● TASK PROMPT
Extract the listing in its entirety, keeping each line identical to the original.

Records from a collection
/---

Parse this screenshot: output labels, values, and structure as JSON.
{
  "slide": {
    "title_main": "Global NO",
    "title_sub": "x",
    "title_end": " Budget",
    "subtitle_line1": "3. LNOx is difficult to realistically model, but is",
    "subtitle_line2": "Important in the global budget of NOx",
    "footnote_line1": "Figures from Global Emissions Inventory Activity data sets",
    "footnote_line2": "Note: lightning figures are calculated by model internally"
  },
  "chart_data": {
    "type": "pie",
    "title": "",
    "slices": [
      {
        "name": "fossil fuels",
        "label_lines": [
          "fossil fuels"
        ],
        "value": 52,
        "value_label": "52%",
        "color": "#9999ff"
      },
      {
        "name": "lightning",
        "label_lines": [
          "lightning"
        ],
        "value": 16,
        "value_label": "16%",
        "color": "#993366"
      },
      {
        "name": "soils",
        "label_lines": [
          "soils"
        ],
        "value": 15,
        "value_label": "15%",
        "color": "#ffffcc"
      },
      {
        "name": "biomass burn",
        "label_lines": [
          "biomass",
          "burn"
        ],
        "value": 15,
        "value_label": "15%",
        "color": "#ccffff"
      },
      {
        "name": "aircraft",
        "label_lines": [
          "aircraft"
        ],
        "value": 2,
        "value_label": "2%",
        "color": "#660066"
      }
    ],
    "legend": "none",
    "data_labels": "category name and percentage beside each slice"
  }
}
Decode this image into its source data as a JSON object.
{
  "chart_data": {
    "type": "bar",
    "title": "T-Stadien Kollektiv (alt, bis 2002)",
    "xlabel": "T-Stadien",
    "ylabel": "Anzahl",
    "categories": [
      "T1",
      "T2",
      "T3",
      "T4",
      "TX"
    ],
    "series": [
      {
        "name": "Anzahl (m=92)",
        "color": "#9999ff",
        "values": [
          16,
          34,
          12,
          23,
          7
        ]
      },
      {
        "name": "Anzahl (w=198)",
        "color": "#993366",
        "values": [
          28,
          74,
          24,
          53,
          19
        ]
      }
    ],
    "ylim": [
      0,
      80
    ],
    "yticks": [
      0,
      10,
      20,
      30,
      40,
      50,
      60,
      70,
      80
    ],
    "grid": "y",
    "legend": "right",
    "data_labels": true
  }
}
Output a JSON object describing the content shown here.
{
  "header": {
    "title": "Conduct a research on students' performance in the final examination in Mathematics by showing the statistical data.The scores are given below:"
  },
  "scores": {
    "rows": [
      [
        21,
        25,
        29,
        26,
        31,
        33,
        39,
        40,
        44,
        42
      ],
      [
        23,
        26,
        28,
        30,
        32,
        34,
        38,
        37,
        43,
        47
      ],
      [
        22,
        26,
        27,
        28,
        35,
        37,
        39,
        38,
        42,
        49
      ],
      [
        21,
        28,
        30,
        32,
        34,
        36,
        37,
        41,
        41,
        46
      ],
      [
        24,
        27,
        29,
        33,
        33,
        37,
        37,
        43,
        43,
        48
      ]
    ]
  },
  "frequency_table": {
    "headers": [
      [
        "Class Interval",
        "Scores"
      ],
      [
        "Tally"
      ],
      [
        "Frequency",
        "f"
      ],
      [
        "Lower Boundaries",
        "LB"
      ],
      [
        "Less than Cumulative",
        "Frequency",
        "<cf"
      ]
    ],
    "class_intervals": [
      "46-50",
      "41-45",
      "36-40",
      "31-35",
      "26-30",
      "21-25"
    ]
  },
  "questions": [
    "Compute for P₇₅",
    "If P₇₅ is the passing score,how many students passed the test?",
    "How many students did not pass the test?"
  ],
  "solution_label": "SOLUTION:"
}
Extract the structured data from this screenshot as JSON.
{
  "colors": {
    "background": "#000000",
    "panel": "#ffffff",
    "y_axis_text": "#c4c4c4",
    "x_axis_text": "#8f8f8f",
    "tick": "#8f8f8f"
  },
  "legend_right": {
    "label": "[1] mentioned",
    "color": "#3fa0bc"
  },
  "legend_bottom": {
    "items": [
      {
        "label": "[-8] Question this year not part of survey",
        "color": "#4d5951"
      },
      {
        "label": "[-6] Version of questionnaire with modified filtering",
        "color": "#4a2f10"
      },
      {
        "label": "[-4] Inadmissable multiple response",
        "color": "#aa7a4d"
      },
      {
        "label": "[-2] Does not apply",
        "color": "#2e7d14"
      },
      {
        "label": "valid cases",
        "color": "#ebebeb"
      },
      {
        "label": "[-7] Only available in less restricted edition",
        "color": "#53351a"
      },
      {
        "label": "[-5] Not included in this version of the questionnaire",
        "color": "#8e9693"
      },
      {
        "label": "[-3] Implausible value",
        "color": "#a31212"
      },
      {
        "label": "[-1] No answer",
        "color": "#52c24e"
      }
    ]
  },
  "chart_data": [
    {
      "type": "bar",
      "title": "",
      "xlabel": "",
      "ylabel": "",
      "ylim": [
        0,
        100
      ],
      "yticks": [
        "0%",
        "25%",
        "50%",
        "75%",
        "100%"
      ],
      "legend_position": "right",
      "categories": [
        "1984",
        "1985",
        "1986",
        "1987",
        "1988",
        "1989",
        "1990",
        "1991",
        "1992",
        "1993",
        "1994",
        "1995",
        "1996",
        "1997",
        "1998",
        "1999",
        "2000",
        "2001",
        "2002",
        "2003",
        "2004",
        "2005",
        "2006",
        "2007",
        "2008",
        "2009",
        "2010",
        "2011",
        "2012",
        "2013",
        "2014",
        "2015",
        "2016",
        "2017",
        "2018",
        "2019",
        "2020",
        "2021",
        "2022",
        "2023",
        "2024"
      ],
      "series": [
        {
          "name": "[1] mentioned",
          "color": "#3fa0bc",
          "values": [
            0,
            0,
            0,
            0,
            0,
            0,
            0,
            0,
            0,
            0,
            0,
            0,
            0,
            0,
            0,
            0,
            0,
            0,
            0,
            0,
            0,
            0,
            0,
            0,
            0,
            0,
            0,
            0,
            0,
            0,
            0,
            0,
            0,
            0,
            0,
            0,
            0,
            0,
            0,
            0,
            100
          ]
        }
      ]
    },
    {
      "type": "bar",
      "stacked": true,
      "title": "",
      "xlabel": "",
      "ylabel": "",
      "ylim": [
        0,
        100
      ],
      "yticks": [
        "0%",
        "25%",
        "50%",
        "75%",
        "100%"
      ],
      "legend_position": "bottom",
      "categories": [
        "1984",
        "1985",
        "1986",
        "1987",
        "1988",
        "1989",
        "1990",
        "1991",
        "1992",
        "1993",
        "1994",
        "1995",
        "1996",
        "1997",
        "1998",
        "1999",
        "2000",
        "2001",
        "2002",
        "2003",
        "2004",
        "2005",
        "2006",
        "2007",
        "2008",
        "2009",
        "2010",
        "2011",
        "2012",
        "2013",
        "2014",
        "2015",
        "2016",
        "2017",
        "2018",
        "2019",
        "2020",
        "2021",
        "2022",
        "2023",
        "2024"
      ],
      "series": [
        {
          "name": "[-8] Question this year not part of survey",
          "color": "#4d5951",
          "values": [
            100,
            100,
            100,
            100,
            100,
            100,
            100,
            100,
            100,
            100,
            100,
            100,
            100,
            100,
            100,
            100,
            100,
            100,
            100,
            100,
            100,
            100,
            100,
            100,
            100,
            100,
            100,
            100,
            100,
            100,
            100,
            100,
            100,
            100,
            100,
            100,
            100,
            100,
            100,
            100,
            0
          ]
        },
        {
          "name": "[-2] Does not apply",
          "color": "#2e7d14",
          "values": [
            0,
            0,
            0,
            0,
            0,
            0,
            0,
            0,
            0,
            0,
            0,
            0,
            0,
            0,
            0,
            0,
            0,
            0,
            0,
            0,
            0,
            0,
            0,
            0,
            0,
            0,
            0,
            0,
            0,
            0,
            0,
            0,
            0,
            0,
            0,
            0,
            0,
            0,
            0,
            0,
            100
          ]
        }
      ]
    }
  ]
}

\---

● THE REPLY
Parse this screenshot: output labels, values, and structure as JSON.
{
  "slide": {
    "title_main": "Global NO",
    "title_sub": "x",
    "title_end": " Budget",
    "subtitle_line1": "3. LNOx is difficult to realistically model, but is",
    "subtitle_line2": "Important in the global budget of NOx",
    "footnote_line1": "Figures from Global Emissions Inventory Activity data sets",
    "footnote_line2": "Note: lightning figures are calculated by model internally"
  },
  "chart_data": {
    "type": "pie",
    "title": "",
    "slices": [
      {
        "name": "fossil fuels",
        "label_lines": [
          "fossil fuels"
        ],
        "value": 52,
        "value_label": "52%",
        "color": "#9999ff"
      },
      {
        "name": "lightning",
        "label_lines": [
          "lightning"
        ],
        "value": 16,
        "value_label": "16%",
        "color": "#993366"
      },
      {
        "name": "soils",
        "label_lines": [
          "soils"
        ],
        "value": 15,
        "value_label": "15%",
        "color": "#ffffcc"
      },
      {
        "name": "biomass burn",
        "label_lines": [
          "biomass",
          "burn"
        ],
        "value": 15,
        "value_label": "15%",
        "color": "#ccffff"
      },
      {
        "name": "aircraft",
        "label_lines": [
          "aircraft"
        ],
        "value": 2,
        "value_label": "2%",
        "color": "#660066"
      }
    ],
    "legend": "none",
    "data_labels": "category name and percentage beside each slice"
  }
}
Decode this image into its source data as a JSON object.
{
  "chart_data": {
    "type": "bar",
    "title": "T-Stadien Kollektiv (alt, bis 2002)",
    "xlabel": "T-Stadien",
    "ylabel": "Anzahl",
    "categories": [
      "T1",
      "T2",
      "T3",
      "T4",
      "TX"
    ],
    "series": [
      {
        "name": "Anzahl (m=92)",
        "color": "#9999ff",
        "values": [
          16,
          34,
          12,
          23,
          7
        ]
      },
      {
        "name": "Anzahl (w=198)",
        "color": "#993366",
        "values": [
          28,
          74,
          24,
          53,
          19
        ]
      }
    ],
    "ylim": [
      0,
      80
    ],
    "yticks": [
      0,
      10,
      20,
      30,
      40,
      50,
      60,
      70,
      80
    ],
    "grid": "y",
    "legend": "right",
    "data_labels": true
  }
}
Output a JSON object describing the content shown here.
{
  "header": {
    "title": "Conduct a research on students' performance in the final examination in Mathematics by showing the statistical data.The scores are given below:"
  },
  "scores": {
    "rows": [
      [
        21,
        25,
        29,
        26,
        31,
        33,
        39,
        40,
        44,
        42
      ],
      [
        23,
        26,
        28,
        30,
        32,
        34,
        38,
        37,
        43,
        47
      ],
      [
        22,
        26,
        27,
        28,
        35,
        37,
        39,
        38,
        42,
        49
      ],
      [
        21,
        28,
        30,
        32,
        34,
        36,
        37,
        41,
        41,
        46
      ],
      [
        24,
        27,
        29,
        33,
        33,
        37,
        37,
        43,
        43,
        48
      ]
    ]
  },
  "frequency_table": {
    "headers": [
      [
        "Class Interval",
        "Scores"
      ],
      [
        "Tally"
      ],
      [
        "Frequency",
        "f"
      ],
      [
        "Lower Boundaries",
        "LB"
      ],
      [
        "Less than Cumulative",
        "Frequency",
        "<cf"
      ]
    ],
    "class_intervals": [
      "46-50",
      "41-45",
      "36-40",
      "31-35",
      "26-30",
      "21-25"
    ]
  },
  "questions": [
    "Compute for P₇₅",
    "If P₇₅ is the passing score,how many students passed the test?",
    "How many students did not pass the test?"
  ],
  "solution_label": "SOLUTION:"
}
Extract the structured data from this screenshot as JSON.
{
  "colors": {
    "background": "#000000",
    "panel": "#ffffff",
    "y_axis_text": "#c4c4c4",
    "x_axis_text": "#8f8f8f",
    "tick": "#8f8f8f"
  },
  "legend_right": {
    "label": "[1] mentioned",
    "color": "#3fa0bc"
  },
  "legend_bottom": {
    "items": [
      {
        "label": "[-8] Question this year not part of survey",
        "color": "#4d5951"
      },
      {
        "label": "[-6] Version of questionnaire with modified filtering",
        "color": "#4a2f10"
      },
      {
        "label": "[-4] Inadmissable multiple response",
        "color": "#aa7a4d"
      },
      {
        "label": "[-2] Does not apply",
        "color": "#2e7d14"
      },
      {
        "label": "valid cases",
        "color": "#ebebeb"
      },
      {
        "label": "[-7] Only available in less restricted edition",
        "color": "#53351a"
      },
      {
        "label": "[-5] Not included in this version of the questionnaire",
        "color": "#8e9693"
      },
      {
        "label": "[-3] Implausible value",
        "color": "#a31212"
      },
      {
        "label": "[-1] No answer",
        "color": "#52c24e"
      }
    ]
  },
  "chart_data": [
    {
      "type": "bar",
      "title": "",
      "xlabel": "",
      "ylabel": "",
      "ylim": [
        0,
        100
      ],
      "yticks": [
        "0%",
        "25%",
        "50%",
        "75%",
        "100%"
      ],
      "legend_position": "right",
      "categories": [
        "1984",
        "1985",
        "1986",
        "1987",
        "1988",
        "1989",
        "1990",
        "1991",
        "1992",
        "1993",
        "1994",
        "1995",
        "1996",
        "1997",
        "1998",
        "1999",
        "2000",
        "2001",
        "2002",
        "2003",
        "2004",
        "2005",
        "2006",
        "2007",
        "2008",
        "2009",
        "2010",
        "2011",
        "2012",
        "2013",
        "2014",
        "2015",
        "2016",
        "2017",
        "2018",
        "2019",
        "2020",
        "2021",
        "2022",
        "2023",
        "2024"
      ],
      "series": [
        {
          "name": "[1] mentioned",
          "color": "#3fa0bc",
          "values": [
            0,
            0,
            0,
            0,
            0,
            0,
            0,
            0,
            0,
            0,
            0,
            0,
            0,
            0,
            0,
            0,
            0,
            0,
            0,
            0,
            0,
            0,
            0,
            0,
            0,
            0,
            0,
            0,
            0,
            0,
            0,
            0,
            0,
            0,
            0,
            0,
            0,
            0,
            0,
            0,
            100
          ]
        }
      ]
    },
    {
      "type": "bar",
      "stacked": true,
      "title": "",
      "xlabel": "",
      "ylabel": "",
      "ylim": [
        0,
        100
      ],
      "yticks": [
        "0%",
        "25%",
        "50%",
        "75%",
        "100%"
      ],
      "legend_position": "bottom",
      "categories": [
        "1984",
        "1985",
        "1986",
        "1987",
        "1988",
        "1989",
        "1990",
        "1991",
        "1992",
        "1993",
        "1994",
        "1995",
        "1996",
        "1997",
        "1998",
        "1999",
        "2000",
        "2001",
        "2002",
        "2003",
        "2004",
        "2005",
        "2006",
        "2007",
        "2008",
        "2009",
        "2010",
        "2011",
        "2012",
        "2013",
        "2014",
        "2015",
        "2016",
        "2017",
        "2018",
        "2019",
        "2020",
        "2021",
        "2022",
        "2023",
        "2024"
      ],
      "series": [
        {
          "name": "[-8] Question this year not part of survey",
          "color": "#4d5951",
          "values": [
            100,
            100,
            100,
            100,
            100,
            100,
            100,
            100,
            100,
            100,
            100,
            100,
            100,
            100,
            100,
            100,
            100,
            100,
            100,
            100,
            100,
            100,
            100,
            100,
            100,
            100,
            100,
            100,
            100,
            100,
            100,
            100,
            100,
            100,
            100,
            100,
            100,
            100,
            100,
            100,
            0
          ]
        },
        {
          "name": "[-2] Does not apply",
          "color": "#2e7d14",
          "values": [
            0,
            0,
            0,
            0,
            0,
            0,
            0,
            0,
            0,
            0,
            0,
            0,
            0,
            0,
            0,
            0,
            0,
            0,
            0,
            0,
            0,
            0,
            0,
            0,
            0,
            0,
            0,
            0,
            0,
            0,
            0,
            0,
            0,
            0,
            0,
            0,
            0,
            0,
            0,
            0,
            100
          ]
        }
      ]
    }
  ]
}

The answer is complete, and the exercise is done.